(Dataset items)
┄┄┄┄┄┄┄┄┄┄
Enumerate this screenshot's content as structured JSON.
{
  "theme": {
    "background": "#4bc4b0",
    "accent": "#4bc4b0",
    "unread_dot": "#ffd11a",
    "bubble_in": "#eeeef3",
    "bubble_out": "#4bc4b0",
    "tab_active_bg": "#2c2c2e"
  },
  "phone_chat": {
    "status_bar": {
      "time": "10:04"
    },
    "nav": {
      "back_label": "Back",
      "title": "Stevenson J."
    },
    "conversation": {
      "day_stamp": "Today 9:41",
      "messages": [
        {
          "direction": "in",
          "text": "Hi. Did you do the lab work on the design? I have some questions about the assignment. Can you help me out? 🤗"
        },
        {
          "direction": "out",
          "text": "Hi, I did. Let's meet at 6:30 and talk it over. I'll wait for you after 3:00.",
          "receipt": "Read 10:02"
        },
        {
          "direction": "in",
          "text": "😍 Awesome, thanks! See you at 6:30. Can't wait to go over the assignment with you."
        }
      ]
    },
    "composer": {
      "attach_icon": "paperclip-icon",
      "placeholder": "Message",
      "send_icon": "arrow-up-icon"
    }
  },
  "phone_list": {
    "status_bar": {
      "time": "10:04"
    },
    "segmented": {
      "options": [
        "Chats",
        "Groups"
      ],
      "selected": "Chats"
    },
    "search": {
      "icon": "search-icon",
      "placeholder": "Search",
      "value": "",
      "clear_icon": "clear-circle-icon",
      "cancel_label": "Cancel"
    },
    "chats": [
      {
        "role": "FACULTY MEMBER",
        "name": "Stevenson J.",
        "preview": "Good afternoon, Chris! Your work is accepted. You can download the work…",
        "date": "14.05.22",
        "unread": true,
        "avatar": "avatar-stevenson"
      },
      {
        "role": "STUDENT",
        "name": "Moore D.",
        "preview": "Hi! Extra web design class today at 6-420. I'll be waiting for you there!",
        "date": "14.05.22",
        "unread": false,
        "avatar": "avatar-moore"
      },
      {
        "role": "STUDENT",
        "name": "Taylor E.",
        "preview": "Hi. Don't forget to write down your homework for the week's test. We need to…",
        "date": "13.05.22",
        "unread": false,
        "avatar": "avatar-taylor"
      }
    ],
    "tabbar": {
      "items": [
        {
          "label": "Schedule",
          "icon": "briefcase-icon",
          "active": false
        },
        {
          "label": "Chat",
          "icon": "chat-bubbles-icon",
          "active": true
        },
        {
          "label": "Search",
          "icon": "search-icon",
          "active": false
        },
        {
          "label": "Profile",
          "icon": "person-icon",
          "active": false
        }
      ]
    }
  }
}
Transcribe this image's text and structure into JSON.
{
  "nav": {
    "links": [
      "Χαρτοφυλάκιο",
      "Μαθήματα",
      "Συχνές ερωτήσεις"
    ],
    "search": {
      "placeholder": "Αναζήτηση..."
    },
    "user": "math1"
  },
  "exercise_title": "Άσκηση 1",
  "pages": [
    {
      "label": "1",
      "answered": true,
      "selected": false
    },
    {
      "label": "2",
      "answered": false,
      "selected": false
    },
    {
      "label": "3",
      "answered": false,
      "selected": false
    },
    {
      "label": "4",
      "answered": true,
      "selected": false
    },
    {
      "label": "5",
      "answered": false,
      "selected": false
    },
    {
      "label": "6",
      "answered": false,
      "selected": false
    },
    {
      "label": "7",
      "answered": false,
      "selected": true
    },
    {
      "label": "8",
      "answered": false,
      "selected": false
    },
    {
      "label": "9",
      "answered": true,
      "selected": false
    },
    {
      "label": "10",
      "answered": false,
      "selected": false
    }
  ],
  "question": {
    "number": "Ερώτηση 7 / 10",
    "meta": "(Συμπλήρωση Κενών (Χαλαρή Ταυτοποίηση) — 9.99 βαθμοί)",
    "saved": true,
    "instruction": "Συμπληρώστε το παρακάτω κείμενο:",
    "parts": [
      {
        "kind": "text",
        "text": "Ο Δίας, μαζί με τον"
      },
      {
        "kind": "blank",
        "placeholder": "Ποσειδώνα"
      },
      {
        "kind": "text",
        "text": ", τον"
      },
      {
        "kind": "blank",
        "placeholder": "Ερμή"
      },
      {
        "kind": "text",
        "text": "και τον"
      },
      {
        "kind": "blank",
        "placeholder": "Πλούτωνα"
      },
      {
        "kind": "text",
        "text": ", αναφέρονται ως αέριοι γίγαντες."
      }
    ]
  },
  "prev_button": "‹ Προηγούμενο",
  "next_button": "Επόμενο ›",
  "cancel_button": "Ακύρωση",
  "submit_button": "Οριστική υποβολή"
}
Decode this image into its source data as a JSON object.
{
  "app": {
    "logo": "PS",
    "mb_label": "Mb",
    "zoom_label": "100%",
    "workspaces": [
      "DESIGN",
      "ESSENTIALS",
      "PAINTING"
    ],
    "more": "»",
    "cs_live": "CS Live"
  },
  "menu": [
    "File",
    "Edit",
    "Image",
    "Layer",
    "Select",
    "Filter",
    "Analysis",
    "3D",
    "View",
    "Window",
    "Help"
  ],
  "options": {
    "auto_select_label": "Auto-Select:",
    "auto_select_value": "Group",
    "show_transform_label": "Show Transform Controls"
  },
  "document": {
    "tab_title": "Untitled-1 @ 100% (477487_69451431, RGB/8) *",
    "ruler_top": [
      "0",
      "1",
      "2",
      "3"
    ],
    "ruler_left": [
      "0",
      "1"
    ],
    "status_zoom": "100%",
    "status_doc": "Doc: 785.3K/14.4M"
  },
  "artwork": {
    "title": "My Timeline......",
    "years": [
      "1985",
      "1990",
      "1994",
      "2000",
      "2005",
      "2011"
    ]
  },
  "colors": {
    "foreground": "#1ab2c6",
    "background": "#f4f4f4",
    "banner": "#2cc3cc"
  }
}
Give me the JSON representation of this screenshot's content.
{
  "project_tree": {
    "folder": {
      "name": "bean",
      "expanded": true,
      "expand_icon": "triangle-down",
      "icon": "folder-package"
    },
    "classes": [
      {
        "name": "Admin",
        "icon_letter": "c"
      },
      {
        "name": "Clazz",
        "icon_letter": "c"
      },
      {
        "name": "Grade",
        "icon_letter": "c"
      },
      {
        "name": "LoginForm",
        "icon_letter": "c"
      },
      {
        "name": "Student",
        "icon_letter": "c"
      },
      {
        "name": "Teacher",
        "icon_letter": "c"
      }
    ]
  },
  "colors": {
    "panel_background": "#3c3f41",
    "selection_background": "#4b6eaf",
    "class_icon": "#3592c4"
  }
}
┄┄┄┄┄┄┄┄┄┄
> **GIVEN REQUEST**
Of the lines above, copy each that contains "this".

> **ANSWER TO THE TASK**
Enumerate this screenshot's content as structured JSON.
Transcribe this image's text and structure into JSON.
Decode this image into its source data as a JSON object.
Give me the JSON representation of this screenshot's content.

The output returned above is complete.